— WHAT THIS TASK INVOLVES —
Set every entry below down once more, exactly as it stands, without images.

::: SUPPLIED DATA

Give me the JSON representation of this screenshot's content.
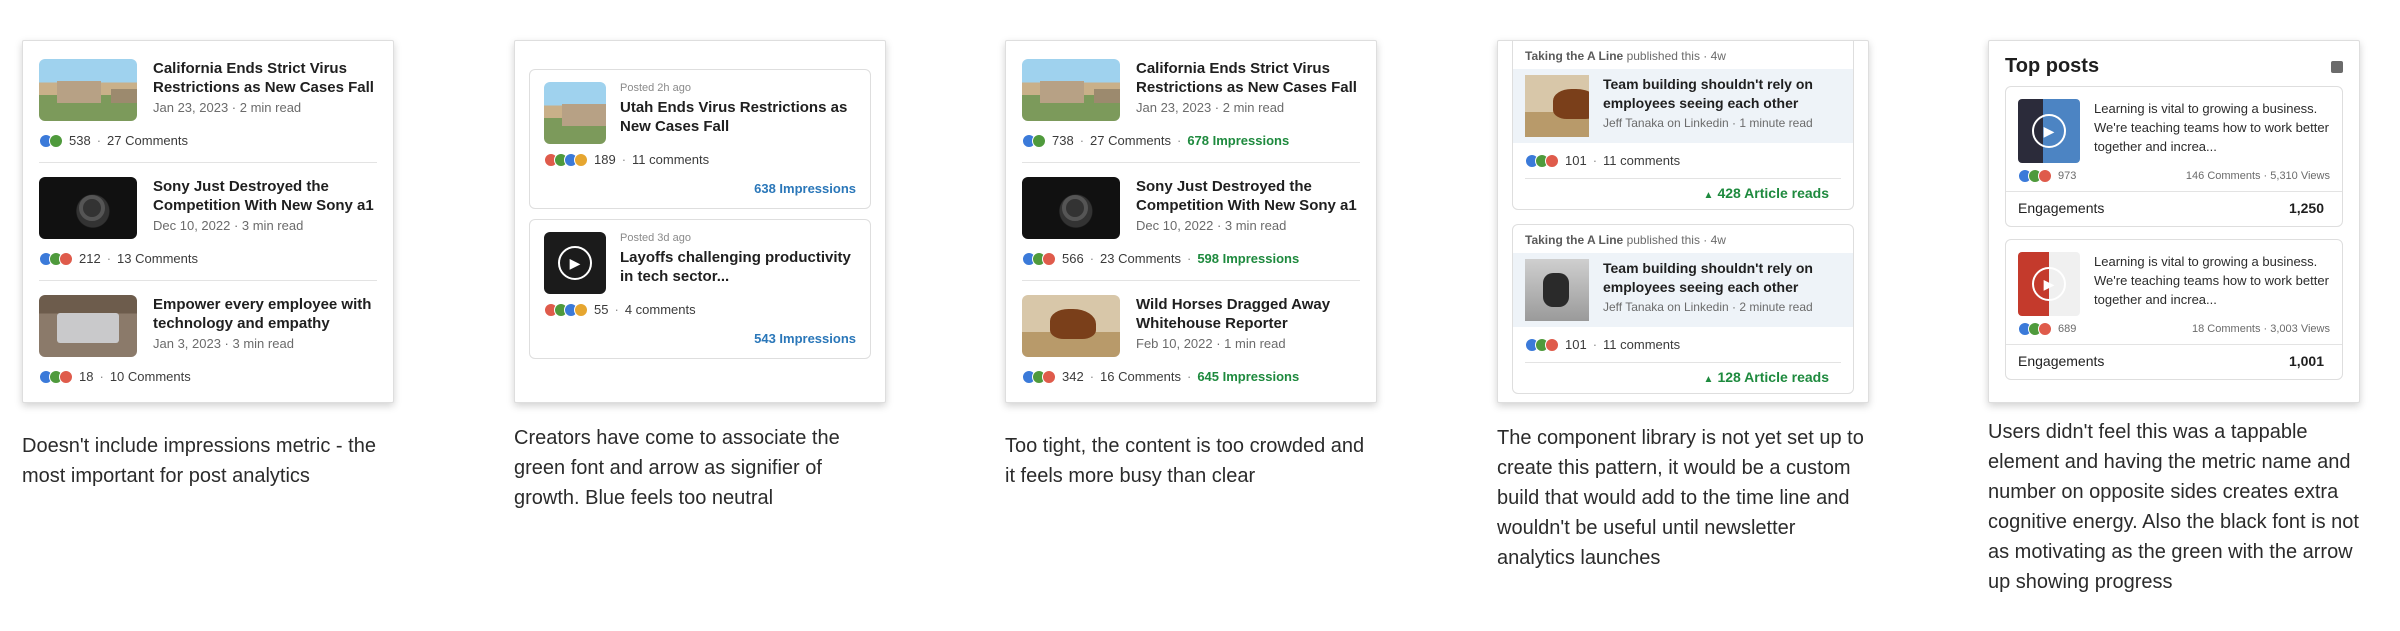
{
  "colors": {
    "green": "#1e8a3e",
    "blue": "#2a77b9",
    "reaction_like": "#3b7ad9",
    "reaction_celebrate": "#4f9a3c",
    "reaction_love": "#df5b4b",
    "reaction_insightful": "#e6a630"
  },
  "option1": {
    "posts": [
      {
        "title": "California Ends Strict Virus Restrictions as New Cases Fall",
        "meta": "Jan 23, 2023 · 2 min read",
        "reactions": "538",
        "comments": "27 Comments",
        "thumb": "city-image"
      },
      {
        "title": "Sony Just Destroyed the Competition With New Sony a1",
        "meta": "Dec 10, 2022 · 3 min read",
        "reactions": "212",
        "comments": "13 Comments",
        "thumb": "camera-image"
      },
      {
        "title": "Empower every employee with technology and empathy",
        "meta": "Jan 3, 2023 · 3 min read",
        "reactions": "18",
        "comments": "10 Comments",
        "thumb": "laptop-image"
      }
    ],
    "caption": "Doesn't include impressions metric - the most important for post analytics"
  },
  "option2": {
    "cards": [
      {
        "posted": "Posted 2h ago",
        "title": "Utah Ends Virus Restrictions as New Cases Fall",
        "reactions": "189",
        "comments": "11 comments",
        "impressions": "638 Impressions"
      },
      {
        "posted": "Posted 3d ago",
        "title": "Layoffs challenging productivity in tech sector...",
        "reactions": "55",
        "comments": "4 comments",
        "impressions": "543 Impressions"
      }
    ],
    "caption": "Creators have come to associate the green font and arrow as signifier of growth. Blue feels too neutral"
  },
  "option3": {
    "posts": [
      {
        "title": "California Ends Strict Virus Restrictions as New Cases Fall",
        "meta": "Jan 23, 2023 · 2 min read",
        "reactions": "738",
        "comments": "27 Comments",
        "impressions": "678 Impressions"
      },
      {
        "title": "Sony Just Destroyed the Competition With New Sony a1",
        "meta": "Dec 10, 2022 · 3 min read",
        "reactions": "566",
        "comments": "23 Comments",
        "impressions": "598 Impressions"
      },
      {
        "title": "Wild Horses Dragged Away Whitehouse Reporter",
        "meta": "Feb 10, 2022 · 1 min read",
        "reactions": "342",
        "comments": "16 Comments",
        "impressions": "645 Impressions"
      }
    ],
    "caption": "Too tight, the content is too crowded and it feels more busy than clear"
  },
  "option4": {
    "cards": [
      {
        "publisher": "Taking the A Line",
        "published": "published this · 4w",
        "title": "Team building shouldn't rely on employees seeing each other",
        "byline": "Jeff Tanaka on Linkedin · 1 minute read",
        "reactions": "101",
        "comments": "11 comments",
        "reads": "428 Article reads"
      },
      {
        "publisher": "Taking the A Line",
        "published": "published this · 4w",
        "title": "Team building shouldn't rely on employees seeing each other",
        "byline": "Jeff Tanaka on Linkedin · 2 minute read",
        "reactions": "101",
        "comments": "11 comments",
        "reads": "128 Article reads"
      }
    ],
    "caption": "The component library is not yet set up to create this pattern, it would be a custom build that would add to the time line and wouldn't be useful until newsletter analytics launches"
  },
  "option5": {
    "title": "Top posts",
    "cards": [
      {
        "text": "Learning is vital to growing a business. We're teaching teams how to work better together and increa...",
        "reactions": "973",
        "stats": "146 Comments · 5,310 Views",
        "metric_label": "Engagements",
        "metric_value": "1,250"
      },
      {
        "text": "Learning is vital to growing a business. We're teaching teams how to work better together and increa...",
        "reactions": "689",
        "stats": "18 Comments · 3,003 Views",
        "metric_label": "Engagements",
        "metric_value": "1,001"
      }
    ],
    "caption": "Users didn't feel this was a tappable element and having the metric name and number on opposite sides creates extra cognitive energy. Also the black font is not as motivating as the green with the arrow up showing progress"
  }
}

::::::

— TASK SOLUTION —
Give me the JSON representation of this screenshot's content.
{
  "colors": {
    "green": "#1e8a3e",
    "blue": "#2a77b9",
    "reaction_like": "#3b7ad9",
    "reaction_celebrate": "#4f9a3c",
    "reaction_love": "#df5b4b",
    "reaction_insightful": "#e6a630"
  },
  "option1": {
    "posts": [
      {
        "title": "California Ends Strict Virus Restrictions as New Cases Fall",
        "meta": "Jan 23, 2023 · 2 min read",
        "reactions": "538",
        "comments": "27 Comments",
        "thumb": "city-image"
      },
      {
        "title": "Sony Just Destroyed the Competition With New Sony a1",
        "meta": "Dec 10, 2022 · 3 min read",
        "reactions": "212",
        "comments": "13 Comments",
        "thumb": "camera-image"
      },
      {
        "title": "Empower every employee with technology and empathy",
        "meta": "Jan 3, 2023 · 3 min read",
        "reactions": "18",
        "comments": "10 Comments",
        "thumb": "laptop-image"
      }
    ],
    "caption": "Doesn't include impressions metric - the most important for post analytics"
  },
  "option2": {
    "cards": [
      {
        "posted": "Posted 2h ago",
        "title": "Utah Ends Virus Restrictions as New Cases Fall",
        "reactions": "189",
        "comments": "11 comments",
        "impressions": "638 Impressions"
      },
      {
        "posted": "Posted 3d ago",
        "title": "Layoffs challenging productivity in tech sector...",
        "reactions": "55",
        "comments": "4 comments",
        "impressions": "543 Impressions"
      }
    ],
    "caption": "Creators have come to associate the green font and arrow as signifier of growth. Blue feels too neutral"
  },
  "option3": {
    "posts": [
      {
        "title": "California Ends Strict Virus Restrictions as New Cases Fall",
        "meta": "Jan 23, 2023 · 2 min read",
        "reactions": "738",
        "comments": "27 Comments",
        "impressions": "678 Impressions"
      },
      {
        "title": "Sony Just Destroyed the Competition With New Sony a1",
        "meta": "Dec 10, 2022 · 3 min read",
        "reactions": "566",
        "comments": "23 Comments",
        "impressions": "598 Impressions"
      },
      {
        "title": "Wild Horses Dragged Away Whitehouse Reporter",
        "meta": "Feb 10, 2022 · 1 min read",
        "reactions": "342",
        "comments": "16 Comments",
        "impressions": "645 Impressions"
      }
    ],
    "caption": "Too tight, the content is too crowded and it feels more busy than clear"
  },
  "option4": {
    "cards": [
      {
        "publisher": "Taking the A Line",
        "published": "published this · 4w",
        "title": "Team building shouldn't rely on employees seeing each other",
        "byline": "Jeff Tanaka on Linkedin · 1 minute read",
        "reactions": "101",
        "comments": "11 comments",
        "reads": "428 Article reads"
      },
      {
        "publisher": "Taking the A Line",
        "published": "published this · 4w",
        "title": "Team building shouldn't rely on employees seeing each other",
        "byline": "Jeff Tanaka on Linkedin · 2 minute read",
        "reactions": "101",
        "comments": "11 comments",
        "reads": "128 Article reads"
      }
    ],
    "caption": "The component library is not yet set up to create this pattern, it would be a custom build that would add to the time line and wouldn't be useful until newsletter analytics launches"
  },
  "option5": {
    "title": "Top posts",
    "cards": [
      {
        "text": "Learning is vital to growing a business. We're teaching teams how to work better together and increa...",
        "reactions": "973",
        "stats": "146 Comments · 5,310 Views",
        "metric_label": "Engagements",
        "metric_value": "1,250"
      },
      {
        "text": "Learning is vital to growing a business. We're teaching teams how to work better together and increa...",
        "reactions": "689",
        "stats": "18 Comments · 3,003 Views",
        "metric_label": "Engagements",
        "metric_value": "1,001"
      }
    ],
    "caption": "Users didn't feel this was a tappable element and having the metric name and number on opposite sides creates extra cognitive energy. Also the black font is not as motivating as the green with the arrow up showing progress"
  }
}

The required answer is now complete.